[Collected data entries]
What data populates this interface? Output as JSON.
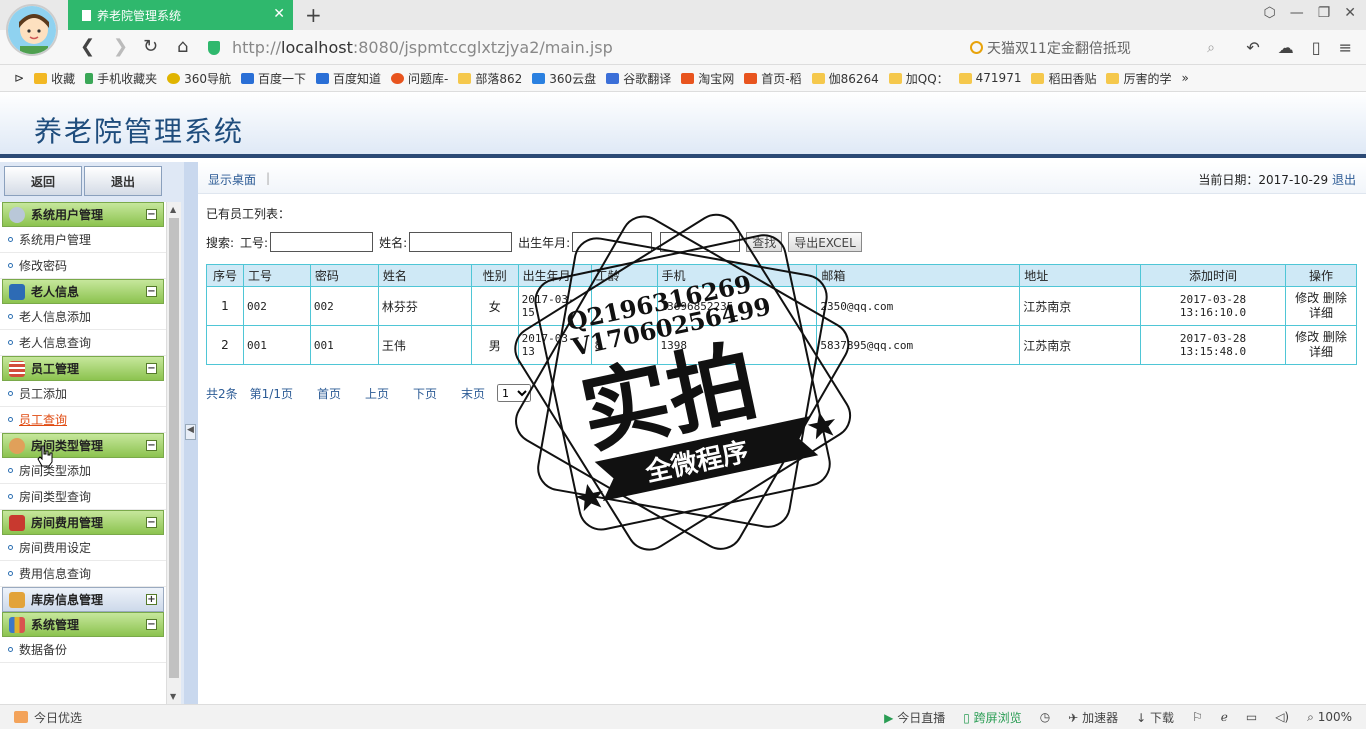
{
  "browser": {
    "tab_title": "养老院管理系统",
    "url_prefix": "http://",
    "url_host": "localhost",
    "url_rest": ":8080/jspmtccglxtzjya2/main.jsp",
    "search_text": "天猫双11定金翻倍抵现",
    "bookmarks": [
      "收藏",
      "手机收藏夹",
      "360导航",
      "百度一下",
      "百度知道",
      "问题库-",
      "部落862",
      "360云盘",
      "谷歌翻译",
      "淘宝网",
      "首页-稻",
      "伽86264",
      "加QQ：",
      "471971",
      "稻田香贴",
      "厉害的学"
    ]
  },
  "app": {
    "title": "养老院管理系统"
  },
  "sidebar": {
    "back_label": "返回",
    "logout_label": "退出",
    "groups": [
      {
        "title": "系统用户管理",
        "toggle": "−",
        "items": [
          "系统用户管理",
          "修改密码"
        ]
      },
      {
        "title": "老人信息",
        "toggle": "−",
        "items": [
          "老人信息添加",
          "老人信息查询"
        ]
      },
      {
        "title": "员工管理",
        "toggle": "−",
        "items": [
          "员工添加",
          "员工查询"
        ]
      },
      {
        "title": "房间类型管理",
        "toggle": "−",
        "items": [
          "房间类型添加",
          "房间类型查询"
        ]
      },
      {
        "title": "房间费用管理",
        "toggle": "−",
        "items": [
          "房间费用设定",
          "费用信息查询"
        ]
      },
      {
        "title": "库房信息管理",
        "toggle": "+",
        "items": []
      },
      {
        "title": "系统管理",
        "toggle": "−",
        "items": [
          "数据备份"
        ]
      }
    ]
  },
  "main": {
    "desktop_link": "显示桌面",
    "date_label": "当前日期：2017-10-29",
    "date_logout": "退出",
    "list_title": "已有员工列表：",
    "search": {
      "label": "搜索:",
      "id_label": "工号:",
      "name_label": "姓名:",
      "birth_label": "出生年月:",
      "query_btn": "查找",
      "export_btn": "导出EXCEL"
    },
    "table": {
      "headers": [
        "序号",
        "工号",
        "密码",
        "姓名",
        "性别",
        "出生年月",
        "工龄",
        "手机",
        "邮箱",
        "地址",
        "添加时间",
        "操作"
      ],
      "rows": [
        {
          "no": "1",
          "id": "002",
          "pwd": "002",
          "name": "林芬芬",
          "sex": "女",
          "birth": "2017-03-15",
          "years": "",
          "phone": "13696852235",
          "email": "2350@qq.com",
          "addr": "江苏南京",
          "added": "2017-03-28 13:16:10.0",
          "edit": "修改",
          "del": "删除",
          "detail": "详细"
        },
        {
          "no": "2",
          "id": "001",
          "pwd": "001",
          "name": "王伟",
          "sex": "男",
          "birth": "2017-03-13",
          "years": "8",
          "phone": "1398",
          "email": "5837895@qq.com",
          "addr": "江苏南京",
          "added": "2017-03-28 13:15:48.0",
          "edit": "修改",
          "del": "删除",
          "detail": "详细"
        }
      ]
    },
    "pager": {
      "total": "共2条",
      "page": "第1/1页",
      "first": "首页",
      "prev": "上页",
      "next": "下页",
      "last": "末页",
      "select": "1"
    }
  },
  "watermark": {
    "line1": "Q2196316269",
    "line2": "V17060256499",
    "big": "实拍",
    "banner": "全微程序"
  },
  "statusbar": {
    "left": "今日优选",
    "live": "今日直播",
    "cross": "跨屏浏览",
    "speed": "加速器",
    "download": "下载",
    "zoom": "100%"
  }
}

● **Problem**:
Pick out every line above that contains the word "main" and copy it.

● **Full answer**:
    "url_rest": ":8080/jspmtccglxtzjya2/main.jsp",
  "main": {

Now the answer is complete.